## Problem details
For the listing below, give the count of lines containing the string "array" and nothing else.

## Figure collection entries

START

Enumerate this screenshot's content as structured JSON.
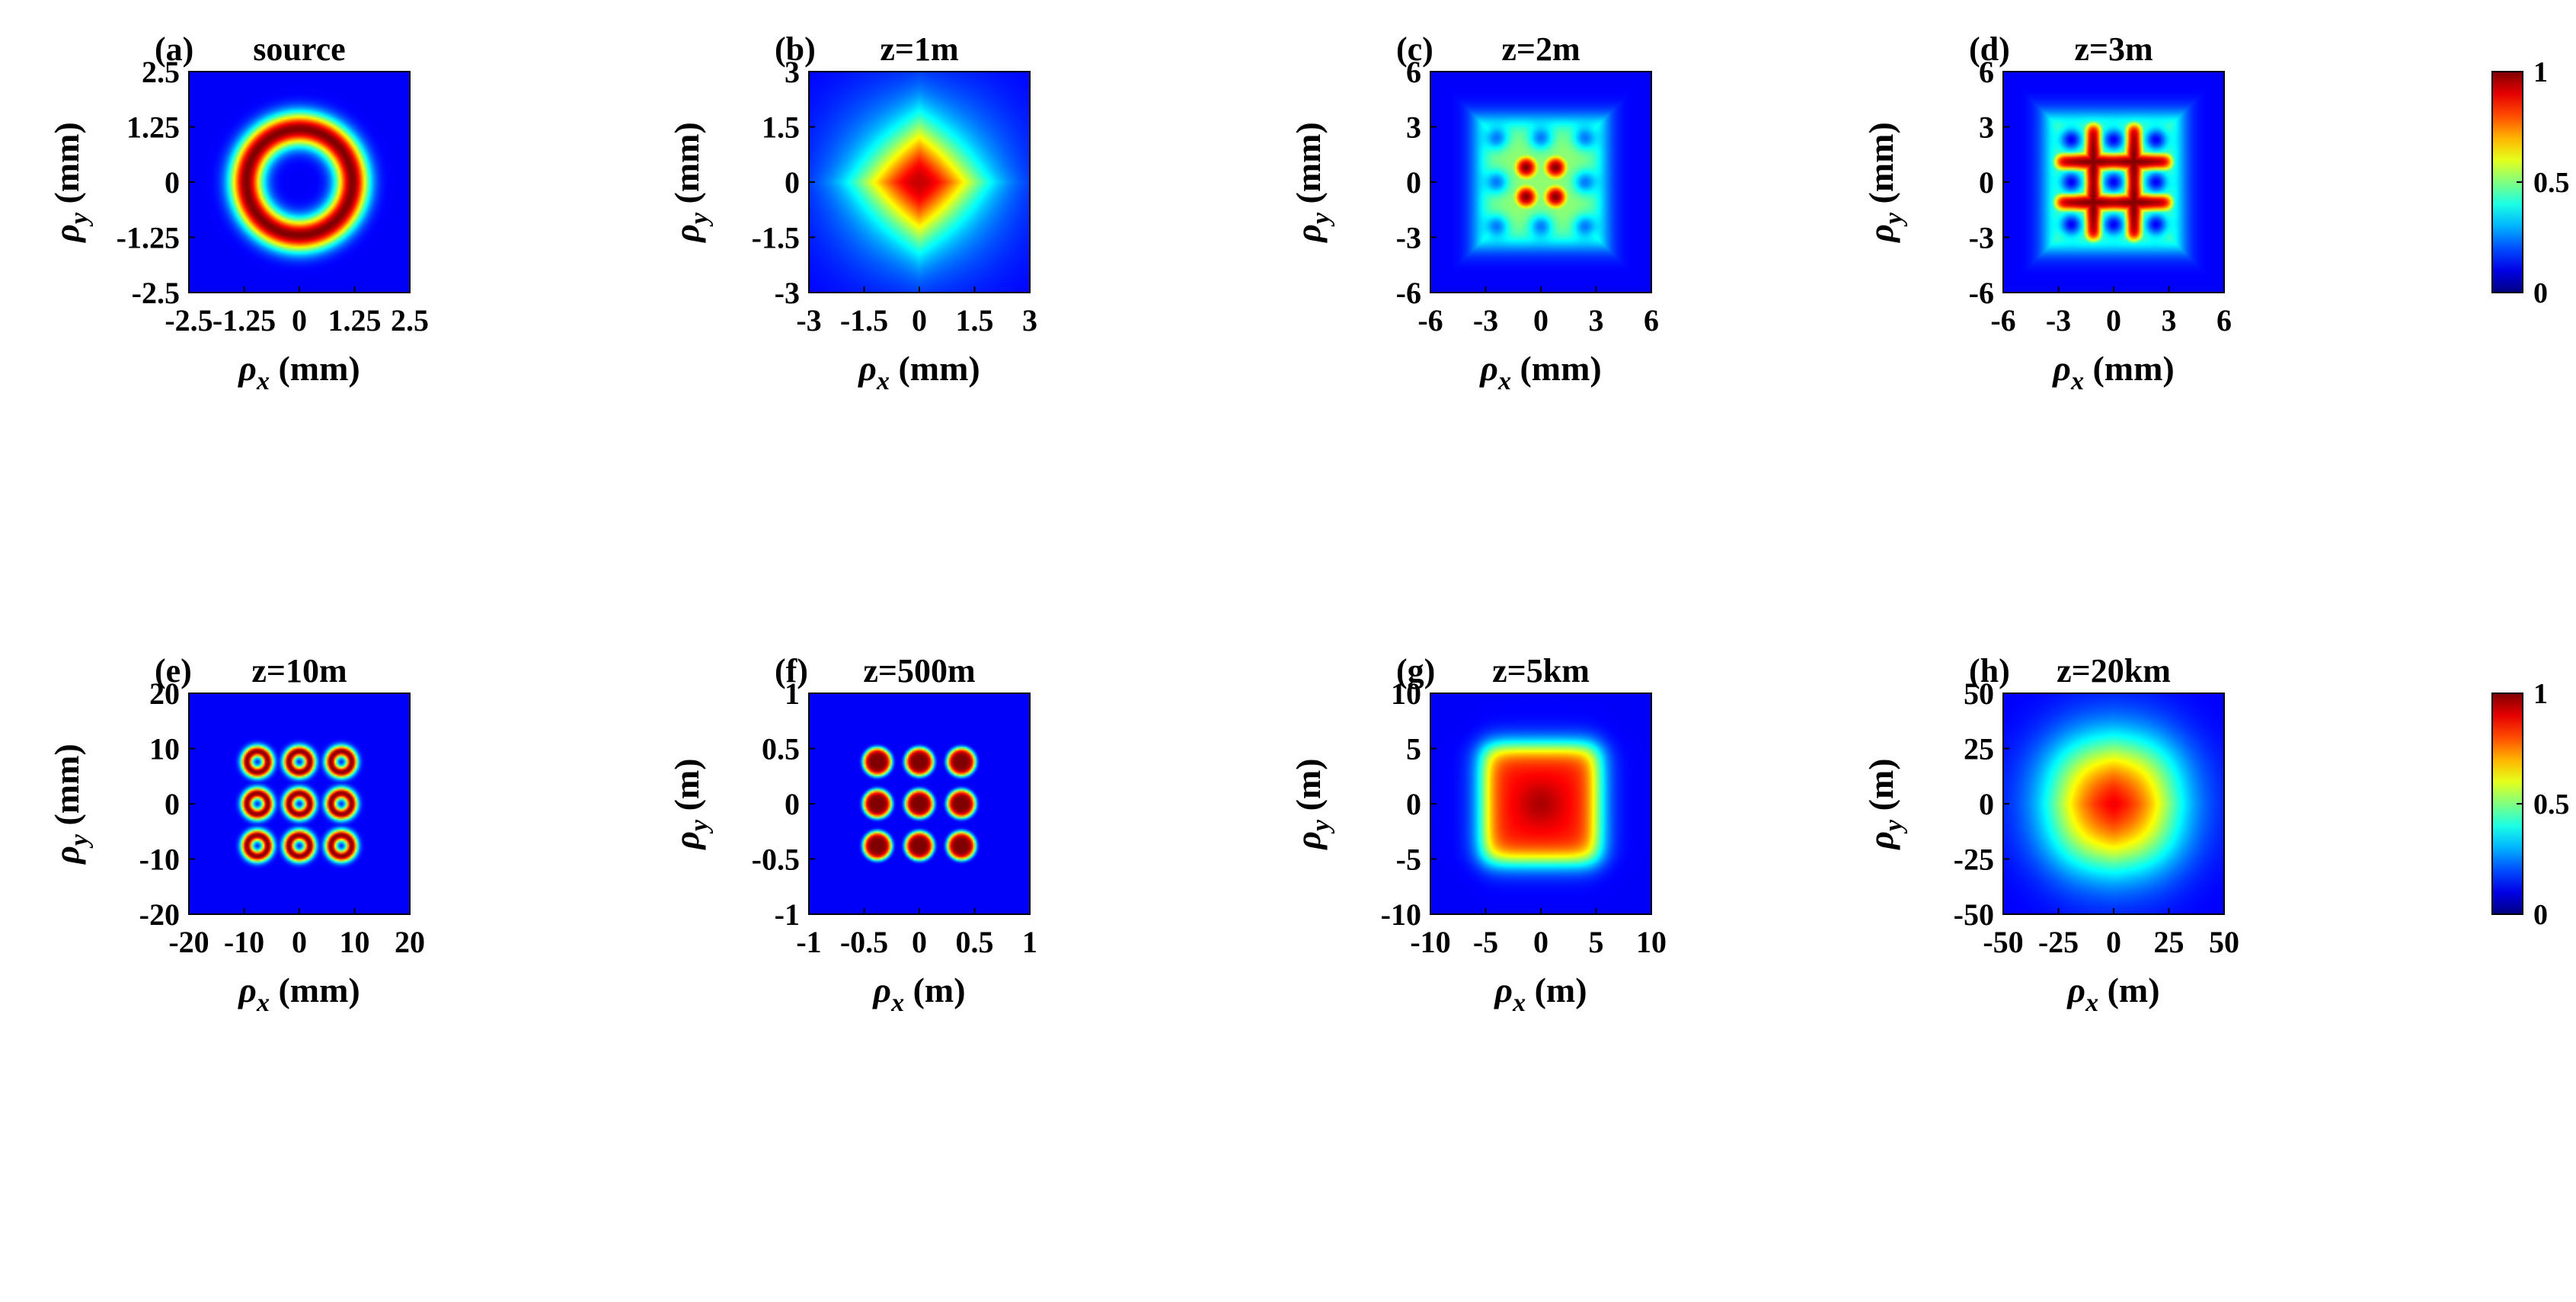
{
  "chart_data": [
    {
      "type": "heatmap",
      "letter": "(a)",
      "title": "source",
      "xlabel": "ρx (mm)",
      "ylabel": "ρy (mm)",
      "xlim": [
        -2.5,
        2.5
      ],
      "ylim": [
        -2.5,
        2.5
      ],
      "xticks": [
        "-2.5",
        "-1.25",
        "0",
        "1.25",
        "2.5"
      ],
      "yticks": [
        "2.5",
        "1.25",
        "0",
        "-1.25",
        "-2.5"
      ],
      "pattern": "ring",
      "features": [
        {
          "cx": 0,
          "cy": 0,
          "r": 1.2,
          "w": 0.26,
          "peak": 1.0
        }
      ]
    },
    {
      "type": "heatmap",
      "letter": "(b)",
      "title": "z=1m",
      "xlabel": "ρx (mm)",
      "ylabel": "ρy (mm)",
      "xlim": [
        -3,
        3
      ],
      "ylim": [
        -3,
        3
      ],
      "xticks": [
        "-3",
        "-1.5",
        "0",
        "1.5",
        "3"
      ],
      "yticks": [
        "3",
        "1.5",
        "0",
        "-1.5",
        "-3"
      ],
      "pattern": "diamond",
      "features": [
        {
          "cx": 0,
          "cy": 0,
          "r": 2.3,
          "peak": 0.9
        }
      ]
    },
    {
      "type": "heatmap",
      "letter": "(c)",
      "title": "z=2m",
      "xlabel": "ρx (mm)",
      "ylabel": "ρy (mm)",
      "xlim": [
        -6,
        6
      ],
      "ylim": [
        -6,
        6
      ],
      "xticks": [
        "-6",
        "-3",
        "0",
        "3",
        "6"
      ],
      "yticks": [
        "6",
        "3",
        "0",
        "-3",
        "-6"
      ],
      "pattern": "grid-spots",
      "features": [
        {
          "cx": -0.8,
          "cy": 0.8,
          "r": 0.55,
          "peak": 1.0
        },
        {
          "cx": 0.8,
          "cy": 0.8,
          "r": 0.55,
          "peak": 1.0
        },
        {
          "cx": -0.8,
          "cy": -0.8,
          "r": 0.55,
          "peak": 1.0
        },
        {
          "cx": 0.8,
          "cy": -0.8,
          "r": 0.55,
          "peak": 1.0
        }
      ],
      "background_box": {
        "half": 3.4,
        "level": 0.45
      }
    },
    {
      "type": "heatmap",
      "letter": "(d)",
      "title": "z=3m",
      "xlabel": "ρx (mm)",
      "ylabel": "ρy (mm)",
      "xlim": [
        -6,
        6
      ],
      "ylim": [
        -6,
        6
      ],
      "xticks": [
        "-6",
        "-3",
        "0",
        "3",
        "6"
      ],
      "yticks": [
        "6",
        "3",
        "0",
        "-3",
        "-6"
      ],
      "pattern": "cross-grid",
      "features": [
        {
          "lines": [
            -1.1,
            1.1
          ],
          "half": 3.2,
          "w": 0.45,
          "peak": 1.0
        }
      ],
      "background_box": {
        "half": 3.6,
        "level": 0.45
      }
    },
    {
      "type": "heatmap",
      "letter": "(e)",
      "title": "z=10m",
      "xlabel": "ρx (mm)",
      "ylabel": "ρy (mm)",
      "xlim": [
        -20,
        20
      ],
      "ylim": [
        -20,
        20
      ],
      "xticks": [
        "-20",
        "-10",
        "0",
        "10",
        "20"
      ],
      "yticks": [
        "20",
        "10",
        "0",
        "-10",
        "-20"
      ],
      "pattern": "ring-array",
      "features": [
        {
          "spacing": 7.6,
          "r": 1.9,
          "w": 0.75,
          "peak": 1.0
        }
      ]
    },
    {
      "type": "heatmap",
      "letter": "(f)",
      "title": "z=500m",
      "xlabel": "ρx (m)",
      "ylabel": "ρy (m)",
      "xlim": [
        -1,
        1
      ],
      "ylim": [
        -1,
        1
      ],
      "xticks": [
        "-1",
        "-0.5",
        "0",
        "0.5",
        "1"
      ],
      "yticks": [
        "1",
        "0.5",
        "0",
        "-0.5",
        "-1"
      ],
      "pattern": "spot-array",
      "features": [
        {
          "spacing": 0.38,
          "r": 0.13,
          "peak": 1.0
        }
      ]
    },
    {
      "type": "heatmap",
      "letter": "(g)",
      "title": "z=5km",
      "xlabel": "ρx (m)",
      "ylabel": "ρy (m)",
      "xlim": [
        -10,
        10
      ],
      "ylim": [
        -10,
        10
      ],
      "xticks": [
        "-10",
        "-5",
        "0",
        "5",
        "10"
      ],
      "yticks": [
        "10",
        "5",
        "0",
        "-5",
        "-10"
      ],
      "pattern": "flat-square",
      "features": [
        {
          "half": 5.2,
          "soft": 1.4,
          "peak": 0.95
        }
      ]
    },
    {
      "type": "heatmap",
      "letter": "(h)",
      "title": "z=20km",
      "xlabel": "ρx (m)",
      "ylabel": "ρy (m)",
      "xlim": [
        -50,
        50
      ],
      "ylim": [
        -50,
        50
      ],
      "xticks": [
        "-50",
        "-25",
        "0",
        "25",
        "50"
      ],
      "yticks": [
        "50",
        "25",
        "0",
        "-25",
        "-50"
      ],
      "pattern": "soft-square",
      "features": [
        {
          "half": 24,
          "soft": 9,
          "peak": 1.0
        }
      ]
    }
  ],
  "colorbar": {
    "ticks": [
      "1",
      "0.5",
      "0"
    ],
    "values": [
      1,
      0.5,
      0
    ],
    "colormap": "jet"
  },
  "colors": {
    "background_low": "#000080",
    "high": "#7f0000"
  }
}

END

## Solution
2